• [Work instructions] Collect every line in the records below that contains the word "milijuna".

• [Material]
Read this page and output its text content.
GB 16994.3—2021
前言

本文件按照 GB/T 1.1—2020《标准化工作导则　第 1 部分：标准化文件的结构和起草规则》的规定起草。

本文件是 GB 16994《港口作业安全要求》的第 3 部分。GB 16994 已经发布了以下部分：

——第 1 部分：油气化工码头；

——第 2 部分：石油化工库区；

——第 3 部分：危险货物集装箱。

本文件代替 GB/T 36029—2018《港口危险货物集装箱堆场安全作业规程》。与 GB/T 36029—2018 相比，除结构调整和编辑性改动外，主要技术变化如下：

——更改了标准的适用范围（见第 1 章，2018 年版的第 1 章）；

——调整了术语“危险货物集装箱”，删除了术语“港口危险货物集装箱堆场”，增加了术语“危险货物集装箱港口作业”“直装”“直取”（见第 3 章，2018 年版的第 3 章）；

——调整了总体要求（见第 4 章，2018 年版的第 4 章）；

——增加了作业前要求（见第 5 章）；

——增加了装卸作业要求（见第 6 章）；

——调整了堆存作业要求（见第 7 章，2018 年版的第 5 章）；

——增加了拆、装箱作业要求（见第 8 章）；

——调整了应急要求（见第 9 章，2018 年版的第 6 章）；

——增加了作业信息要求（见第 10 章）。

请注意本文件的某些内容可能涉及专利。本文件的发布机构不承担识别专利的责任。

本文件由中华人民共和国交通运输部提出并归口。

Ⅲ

--

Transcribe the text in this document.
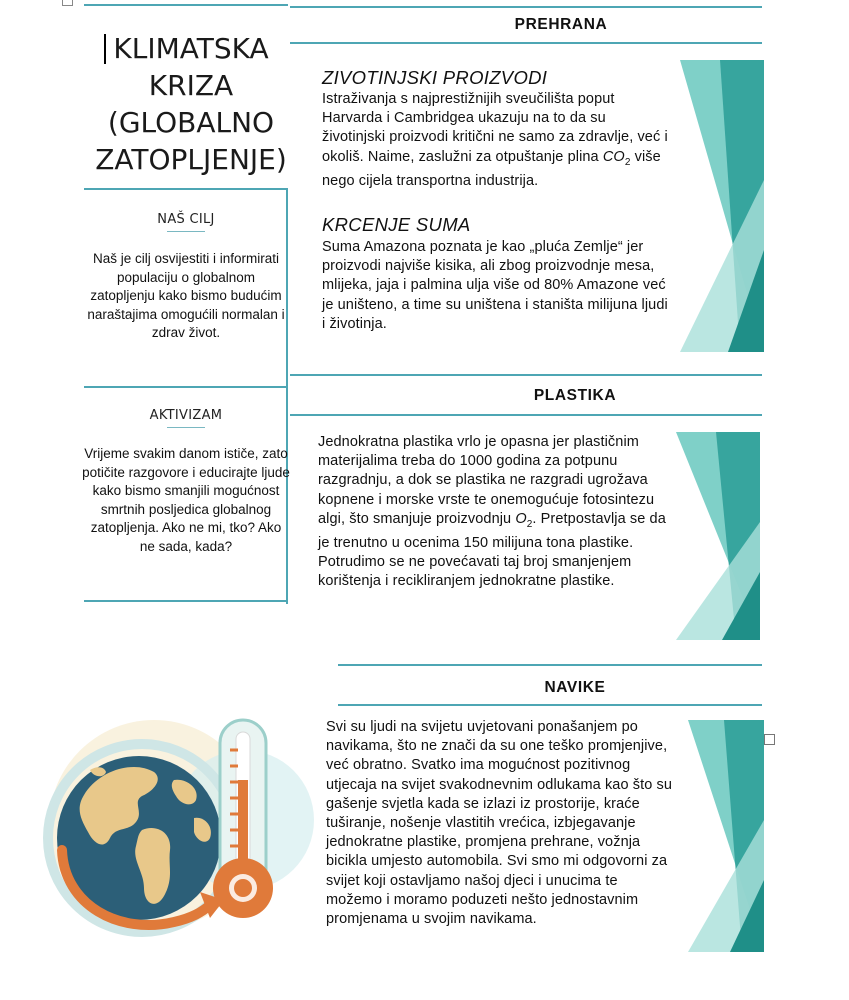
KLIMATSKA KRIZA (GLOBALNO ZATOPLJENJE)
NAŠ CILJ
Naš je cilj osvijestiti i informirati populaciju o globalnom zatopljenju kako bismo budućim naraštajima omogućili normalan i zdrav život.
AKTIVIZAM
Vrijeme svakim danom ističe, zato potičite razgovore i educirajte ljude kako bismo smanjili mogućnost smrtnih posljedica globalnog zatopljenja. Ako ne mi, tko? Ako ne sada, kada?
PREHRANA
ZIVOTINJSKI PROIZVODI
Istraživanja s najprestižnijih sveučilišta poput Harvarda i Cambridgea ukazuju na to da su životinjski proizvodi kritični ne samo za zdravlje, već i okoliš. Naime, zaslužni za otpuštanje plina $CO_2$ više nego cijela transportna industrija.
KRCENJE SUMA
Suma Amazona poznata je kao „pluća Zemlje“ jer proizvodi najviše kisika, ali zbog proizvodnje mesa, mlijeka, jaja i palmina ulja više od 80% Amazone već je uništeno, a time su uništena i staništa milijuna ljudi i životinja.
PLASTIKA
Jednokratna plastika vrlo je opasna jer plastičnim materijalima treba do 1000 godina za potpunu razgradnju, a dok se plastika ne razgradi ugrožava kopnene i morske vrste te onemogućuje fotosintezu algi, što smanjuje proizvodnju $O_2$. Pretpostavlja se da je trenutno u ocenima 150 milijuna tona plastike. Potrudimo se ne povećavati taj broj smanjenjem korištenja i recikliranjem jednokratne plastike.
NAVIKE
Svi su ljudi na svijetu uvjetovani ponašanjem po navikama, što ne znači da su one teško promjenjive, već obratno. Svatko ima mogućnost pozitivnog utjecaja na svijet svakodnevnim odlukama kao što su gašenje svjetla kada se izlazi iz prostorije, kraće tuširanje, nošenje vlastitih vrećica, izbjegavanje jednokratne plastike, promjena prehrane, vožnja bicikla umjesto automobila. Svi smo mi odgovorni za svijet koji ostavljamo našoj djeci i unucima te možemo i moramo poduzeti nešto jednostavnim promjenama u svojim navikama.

• [Result of the task]
Suma Amazona poznata je kao „pluća Zemlje“ jer proizvodi najviše kisika, ali zbog proizvodnje mesa, mlijeka, jaja i palmina ulja više od 80% Amazone već je uništeno, a time su uništena i staništa milijuna ljudi i životinja.
Jednokratna plastika vrlo je opasna jer plastičnim materijalima treba do 1000 godina za potpunu razgradnju, a dok se plastika ne razgradi ugrožava kopnene i morske vrste te onemogućuje fotosintezu algi, što smanjuje proizvodnju $O_2$. Pretpostavlja se da je trenutno u ocenima 150 milijuna tona plastike. Potrudimo se ne povećavati taj broj smanjenjem korištenja i recikliranjem jednokratne plastike.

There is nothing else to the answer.